- PAGE EXTRACT:
++++++++++

In conclusion, the presence of elevated levels of antibodies against several citrullinated peptides in individuals before the onset of RA symptoms appeared in various patterns during the period of time before symptom onset. A better understanding of these patterns and their individual component is important for elucidating their involvement in the pathogenesis of RA. Such knowledge could provide a key to the understanding of which specific immune reactions, alone or in combination, may cause arthritis in different subsets of patients with RA.
All authors were involved in drafting the article or revising it critically for important intellectual content, and all authors approved the final version to be published. Dr. Rantapaa-Dahlqvist had full access to all of the data in the study and takes responsibility for the integrity of the data and the accuracy of the data analysis.
Study conception and design. Brink, Klareskog, Rantapaa-Dahlqvist.
Acquisition of data. Brink, Hansson, Mathsson, Hallmans, Rönnelid, Klareskog, Rantapaa-Dahlqvist.
Analysis and interpretation of data. Brink, Hansson, Mathsson, Jakobsson, Holmdahl, Stenlund, Klareskog, Rantapaa-Dahlqvist.
ROLE OF THE STUDY SPONSOR
PhaDia/Thermo Fisher Scientific had no role in the study design or in the collection, analysis, or interpretation of the data, the writing of the manuscript, or the decision to submit the manuscript for publication. Publication of this article was not contingent upon approval by PhaDia/Thermo Scientific.

++++++++++

- DATASET ENTRIES:
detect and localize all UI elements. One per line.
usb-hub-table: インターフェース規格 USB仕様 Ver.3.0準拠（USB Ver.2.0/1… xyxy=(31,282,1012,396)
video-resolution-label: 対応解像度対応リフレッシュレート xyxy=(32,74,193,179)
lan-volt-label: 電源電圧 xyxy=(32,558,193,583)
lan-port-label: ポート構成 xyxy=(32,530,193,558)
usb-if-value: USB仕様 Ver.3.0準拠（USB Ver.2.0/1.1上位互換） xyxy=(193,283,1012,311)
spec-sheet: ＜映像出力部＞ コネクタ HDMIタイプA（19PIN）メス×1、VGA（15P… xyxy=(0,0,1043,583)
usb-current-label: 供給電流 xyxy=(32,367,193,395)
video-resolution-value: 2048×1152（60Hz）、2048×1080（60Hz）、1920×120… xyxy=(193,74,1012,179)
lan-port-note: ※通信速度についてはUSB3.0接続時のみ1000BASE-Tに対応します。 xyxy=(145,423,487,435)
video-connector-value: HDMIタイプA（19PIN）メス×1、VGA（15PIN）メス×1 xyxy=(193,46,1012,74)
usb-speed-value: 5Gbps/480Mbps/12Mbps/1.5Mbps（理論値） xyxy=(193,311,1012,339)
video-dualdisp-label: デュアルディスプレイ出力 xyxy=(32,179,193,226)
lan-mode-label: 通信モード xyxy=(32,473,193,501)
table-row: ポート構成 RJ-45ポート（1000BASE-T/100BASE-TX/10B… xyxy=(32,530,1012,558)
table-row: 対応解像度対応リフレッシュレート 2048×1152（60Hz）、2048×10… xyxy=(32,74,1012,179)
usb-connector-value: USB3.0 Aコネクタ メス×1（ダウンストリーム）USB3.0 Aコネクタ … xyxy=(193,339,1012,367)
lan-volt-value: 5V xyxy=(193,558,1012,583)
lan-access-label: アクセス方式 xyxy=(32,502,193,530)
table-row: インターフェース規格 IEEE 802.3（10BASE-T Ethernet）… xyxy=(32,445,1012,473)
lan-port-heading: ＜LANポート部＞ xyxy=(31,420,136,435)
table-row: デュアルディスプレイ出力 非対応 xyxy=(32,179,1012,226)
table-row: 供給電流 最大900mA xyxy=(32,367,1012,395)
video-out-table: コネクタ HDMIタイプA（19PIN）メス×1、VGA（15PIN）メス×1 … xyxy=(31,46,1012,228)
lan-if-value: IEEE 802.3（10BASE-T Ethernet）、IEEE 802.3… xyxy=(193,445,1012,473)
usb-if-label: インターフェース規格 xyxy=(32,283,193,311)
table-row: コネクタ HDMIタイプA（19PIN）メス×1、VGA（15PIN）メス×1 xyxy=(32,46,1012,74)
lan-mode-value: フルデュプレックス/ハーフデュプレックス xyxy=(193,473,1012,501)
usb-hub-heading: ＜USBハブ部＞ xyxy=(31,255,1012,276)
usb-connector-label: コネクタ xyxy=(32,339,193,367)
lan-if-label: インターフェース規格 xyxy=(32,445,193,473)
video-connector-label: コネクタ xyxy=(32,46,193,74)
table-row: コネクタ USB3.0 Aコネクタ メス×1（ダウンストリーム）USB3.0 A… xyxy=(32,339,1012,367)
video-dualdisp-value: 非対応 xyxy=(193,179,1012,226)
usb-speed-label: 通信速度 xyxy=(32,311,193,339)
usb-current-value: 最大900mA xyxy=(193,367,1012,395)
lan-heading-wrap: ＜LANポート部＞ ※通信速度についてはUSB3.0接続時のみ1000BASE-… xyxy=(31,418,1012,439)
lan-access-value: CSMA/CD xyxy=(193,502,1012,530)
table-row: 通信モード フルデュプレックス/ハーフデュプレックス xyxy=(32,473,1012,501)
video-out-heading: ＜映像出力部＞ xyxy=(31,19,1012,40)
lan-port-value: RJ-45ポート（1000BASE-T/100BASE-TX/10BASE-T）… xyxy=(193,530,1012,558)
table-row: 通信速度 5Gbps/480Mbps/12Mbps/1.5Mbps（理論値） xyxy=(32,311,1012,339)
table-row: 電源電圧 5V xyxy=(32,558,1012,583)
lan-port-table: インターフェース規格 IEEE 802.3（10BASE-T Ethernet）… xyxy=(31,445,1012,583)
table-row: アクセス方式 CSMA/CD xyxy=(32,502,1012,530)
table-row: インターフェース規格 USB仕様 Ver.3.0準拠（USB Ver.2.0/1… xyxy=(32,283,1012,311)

++++++++++

- AIM OF THE EXERCISE: Continue the article excerpt on antibodies against citrullinated peptides before RA onset, which appears above the rows, from the point where it stops.

- ANSWER FOR THE TASK:
Dr. Mathsson is currently an employee of PhaDia/Thermo Fisher Scientific and is also affiliated with Uppsala University, where a substantial part of her contribution to the present work was made. Drs. Hansson, Jakobsson, Holmdahl, Rönnelid, and Klareskog, as members of the Rheumatology Unit at the Department of Medicine at Karolinska Institutet, are partners with PhaDia/Thermo Fisher Scientific within the Innovative Medicines Initiative /EU program on RA, where relationships for “precompetitive research” are regulated by a consortium agreement approved by the IMI organization (see http://www.BTcure.eu). Thermo Fisher Scientific contributes to this IMI consortium with in-kind contributions for the development of the multiplex ISAC assay used in the current study. Dr. Klareskog is administrative coordinator of the BTCure project. Drs. Holmdahl and Klareskog are cofounders of a company, Curara, which has an agreement with Thermo Fisher to contribute to the development of the multiplex ISAC assay. No commercial agreements were, however, involved with the use of the ISAC assay in the current study.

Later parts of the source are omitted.